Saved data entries
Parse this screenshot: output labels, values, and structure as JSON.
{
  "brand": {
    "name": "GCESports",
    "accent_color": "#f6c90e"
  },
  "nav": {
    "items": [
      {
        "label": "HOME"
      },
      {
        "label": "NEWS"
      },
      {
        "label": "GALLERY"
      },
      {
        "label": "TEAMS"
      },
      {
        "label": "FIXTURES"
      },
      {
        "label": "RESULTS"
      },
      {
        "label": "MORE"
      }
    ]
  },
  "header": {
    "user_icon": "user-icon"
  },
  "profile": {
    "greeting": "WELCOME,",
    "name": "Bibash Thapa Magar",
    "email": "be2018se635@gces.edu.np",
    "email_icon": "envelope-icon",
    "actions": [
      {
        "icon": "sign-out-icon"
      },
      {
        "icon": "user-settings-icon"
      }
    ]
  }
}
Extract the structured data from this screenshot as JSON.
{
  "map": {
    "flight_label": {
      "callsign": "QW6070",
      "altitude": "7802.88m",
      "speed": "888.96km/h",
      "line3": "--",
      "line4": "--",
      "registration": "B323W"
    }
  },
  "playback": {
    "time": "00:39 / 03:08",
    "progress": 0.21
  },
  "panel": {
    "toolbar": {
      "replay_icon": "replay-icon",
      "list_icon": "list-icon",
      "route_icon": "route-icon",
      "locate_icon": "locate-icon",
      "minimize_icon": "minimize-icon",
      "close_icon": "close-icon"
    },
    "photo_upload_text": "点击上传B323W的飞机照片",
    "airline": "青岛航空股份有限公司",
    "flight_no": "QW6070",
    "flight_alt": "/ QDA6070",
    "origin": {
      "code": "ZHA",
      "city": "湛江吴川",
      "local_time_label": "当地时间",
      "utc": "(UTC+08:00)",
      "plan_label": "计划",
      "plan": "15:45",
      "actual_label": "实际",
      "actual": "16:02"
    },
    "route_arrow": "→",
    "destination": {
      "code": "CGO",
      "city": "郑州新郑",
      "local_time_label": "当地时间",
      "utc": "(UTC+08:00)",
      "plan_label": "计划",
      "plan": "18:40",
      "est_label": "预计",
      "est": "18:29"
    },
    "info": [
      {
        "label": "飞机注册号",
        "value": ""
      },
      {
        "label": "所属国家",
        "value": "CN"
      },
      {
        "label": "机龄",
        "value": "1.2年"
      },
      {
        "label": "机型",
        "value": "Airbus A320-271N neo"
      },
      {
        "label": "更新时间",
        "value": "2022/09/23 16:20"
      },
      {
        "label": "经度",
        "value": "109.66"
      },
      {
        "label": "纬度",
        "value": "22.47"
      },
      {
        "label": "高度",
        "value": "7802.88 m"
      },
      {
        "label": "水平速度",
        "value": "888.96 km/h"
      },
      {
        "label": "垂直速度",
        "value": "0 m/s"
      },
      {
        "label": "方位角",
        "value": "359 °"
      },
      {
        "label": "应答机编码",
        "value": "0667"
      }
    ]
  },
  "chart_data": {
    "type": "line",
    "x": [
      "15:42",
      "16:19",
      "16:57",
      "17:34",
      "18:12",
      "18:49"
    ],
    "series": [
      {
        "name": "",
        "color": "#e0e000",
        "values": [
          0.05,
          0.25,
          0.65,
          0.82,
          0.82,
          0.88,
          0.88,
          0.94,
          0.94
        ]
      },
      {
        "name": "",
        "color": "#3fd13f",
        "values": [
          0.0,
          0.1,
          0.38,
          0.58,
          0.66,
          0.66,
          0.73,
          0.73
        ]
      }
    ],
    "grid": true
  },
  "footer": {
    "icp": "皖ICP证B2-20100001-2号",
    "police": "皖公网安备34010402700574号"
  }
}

▶ **Set problem**:
Please repeat the material above, word for word and in full.

▶ **Task solution**:
Parse this screenshot: output labels, values, and structure as JSON.
{
  "brand": {
    "name": "GCESports",
    "accent_color": "#f6c90e"
  },
  "nav": {
    "items": [
      {
        "label": "HOME"
      },
      {
        "label": "NEWS"
      },
      {
        "label": "GALLERY"
      },
      {
        "label": "TEAMS"
      },
      {
        "label": "FIXTURES"
      },
      {
        "label": "RESULTS"
      },
      {
        "label": "MORE"
      }
    ]
  },
  "header": {
    "user_icon": "user-icon"
  },
  "profile": {
    "greeting": "WELCOME,",
    "name": "Bibash Thapa Magar",
    "email": "be2018se635@gces.edu.np",
    "email_icon": "envelope-icon",
    "actions": [
      {
        "icon": "sign-out-icon"
      },
      {
        "icon": "user-settings-icon"
      }
    ]
  }
}
Extract the structured data from this screenshot as JSON.
{
  "map": {
    "flight_label": {
      "callsign": "QW6070",
      "altitude": "7802.88m",
      "speed": "888.96km/h",
      "line3": "--",
      "line4": "--",
      "registration": "B323W"
    }
  },
  "playback": {
    "time": "00:39 / 03:08",
    "progress": 0.21
  },
  "panel": {
    "toolbar": {
      "replay_icon": "replay-icon",
      "list_icon": "list-icon",
      "route_icon": "route-icon",
      "locate_icon": "locate-icon",
      "minimize_icon": "minimize-icon",
      "close_icon": "close-icon"
    },
    "photo_upload_text": "点击上传B323W的飞机照片",
    "airline": "青岛航空股份有限公司",
    "flight_no": "QW6070",
    "flight_alt": "/ QDA6070",
    "origin": {
      "code": "ZHA",
      "city": "湛江吴川",
      "local_time_label": "当地时间",
      "utc": "(UTC+08:00)",
      "plan_label": "计划",
      "plan": "15:45",
      "actual_label": "实际",
      "actual": "16:02"
    },
    "route_arrow": "→",
    "destination": {
      "code": "CGO",
      "city": "郑州新郑",
      "local_time_label": "当地时间",
      "utc": "(UTC+08:00)",
      "plan_label": "计划",
      "plan": "18:40",
      "est_label": "预计",
      "est": "18:29"
    },
    "info": [
      {
        "label": "飞机注册号",
        "value": ""
      },
      {
        "label": "所属国家",
        "value": "CN"
      },
      {
        "label": "机龄",
        "value": "1.2年"
      },
      {
        "label": "机型",
        "value": "Airbus A320-271N neo"
      },
      {
        "label": "更新时间",
        "value": "2022/09/23 16:20"
      },
      {
        "label": "经度",
        "value": "109.66"
      },
      {
        "label": "纬度",
        "value": "22.47"
      },
      {
        "label": "高度",
        "value": "7802.88 m"
      },
      {
        "label": "水平速度",
        "value": "888.96 km/h"
      },
      {
        "label": "垂直速度",
        "value": "0 m/s"
      },
      {
        "label": "方位角",
        "value": "359 °"
      },
      {
        "label": "应答机编码",
        "value": "0667"
      }
    ]
  },
  "chart_data": {
    "type": "line",
    "x": [
      "15:42",
      "16:19",
      "16:57",
      "17:34",
      "18:12",
      "18:49"
    ],
    "series": [
      {
        "name": "",
        "color": "#e0e000",
        "values": [
          0.05,
          0.25,
          0.65,
          0.82,
          0.82,
          0.88,
          0.88,
          0.94,
          0.94
        ]
      },
      {
        "name": "",
        "color": "#3fd13f",
        "values": [
          0.0,
          0.1,
          0.38,
          0.58,
          0.66,
          0.66,
          0.73,
          0.73
        ]
      }
    ],
    "grid": true
  },
  "footer": {
    "icp": "皖ICP证B2-20100001-2号",
    "police": "皖公网安备34010402700574号"
  }
}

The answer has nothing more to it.